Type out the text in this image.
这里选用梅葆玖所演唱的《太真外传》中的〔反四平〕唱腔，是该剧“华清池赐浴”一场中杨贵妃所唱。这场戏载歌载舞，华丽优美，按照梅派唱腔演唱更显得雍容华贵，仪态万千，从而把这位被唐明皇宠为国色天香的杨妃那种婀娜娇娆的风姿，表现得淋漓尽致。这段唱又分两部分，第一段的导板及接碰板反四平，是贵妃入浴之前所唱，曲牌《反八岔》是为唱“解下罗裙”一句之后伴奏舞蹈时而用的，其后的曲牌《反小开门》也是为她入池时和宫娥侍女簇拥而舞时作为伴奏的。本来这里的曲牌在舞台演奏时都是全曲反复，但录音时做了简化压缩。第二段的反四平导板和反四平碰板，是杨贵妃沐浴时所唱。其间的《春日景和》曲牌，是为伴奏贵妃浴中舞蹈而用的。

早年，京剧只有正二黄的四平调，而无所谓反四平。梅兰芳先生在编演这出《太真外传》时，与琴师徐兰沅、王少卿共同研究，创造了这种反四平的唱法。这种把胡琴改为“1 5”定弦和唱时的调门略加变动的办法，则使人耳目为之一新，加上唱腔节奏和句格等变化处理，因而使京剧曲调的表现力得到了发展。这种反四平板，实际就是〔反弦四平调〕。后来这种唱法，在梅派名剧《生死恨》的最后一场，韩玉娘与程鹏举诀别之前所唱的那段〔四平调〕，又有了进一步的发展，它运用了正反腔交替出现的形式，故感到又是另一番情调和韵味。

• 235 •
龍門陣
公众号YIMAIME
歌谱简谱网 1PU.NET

** YOUR INSTRUCTIONS **
Which lines include the word "太真外传"? Copy every one of them.

** SOLUTION FOR THIS TASK **
这里选用梅葆玖所演唱的《太真外传》中的〔反四平〕唱腔，是该剧“华清池赐浴”一场中杨贵妃所唱。这场戏载歌载舞，华丽优美，按照梅派唱腔演唱更显得雍容华贵，仪态万千，从而把这位被唐明皇宠为国色天香的杨妃那种婀娜娇娆的风姿，表现得淋漓尽致。这段唱又分两部分，第一段的导板及接碰板反四平，是贵妃入浴之前所唱，曲牌《反八岔》是为唱“解下罗裙”一句之后伴奏舞蹈时而用的，其后的曲牌《反小开门》也是为她入池时和宫娥侍女簇拥而舞时作为伴奏的。本来这里的曲牌在舞台演奏时都是全曲反复，但录音时做了简化压缩。第二段的反四平导板和反四平碰板，是杨贵妃沐浴时所唱。其间的《春日景和》曲牌，是为伴奏贵妃浴中舞蹈而用的。
早年，京剧只有正二黄的四平调，而无所谓反四平。梅兰芳先生在编演这出《太真外传》时，与琴师徐兰沅、王少卿共同研究，创造了这种反四平的唱法。这种把胡琴改为“1 5”定弦和唱时的调门略加变动的办法，则使人耳目为之一新，加上唱腔节奏和句格等变化处理，因而使京剧曲调的表现力得到了发展。这种反四平板，实际就是〔反弦四平调〕。后来这种唱法，在梅派名剧《生死恨》的最后一场，韩玉娘与程鹏举诀别之前所唱的那段〔四平调〕，又有了进一步的发展，它运用了正反腔交替出现的形式，故感到又是另一番情调和韵味。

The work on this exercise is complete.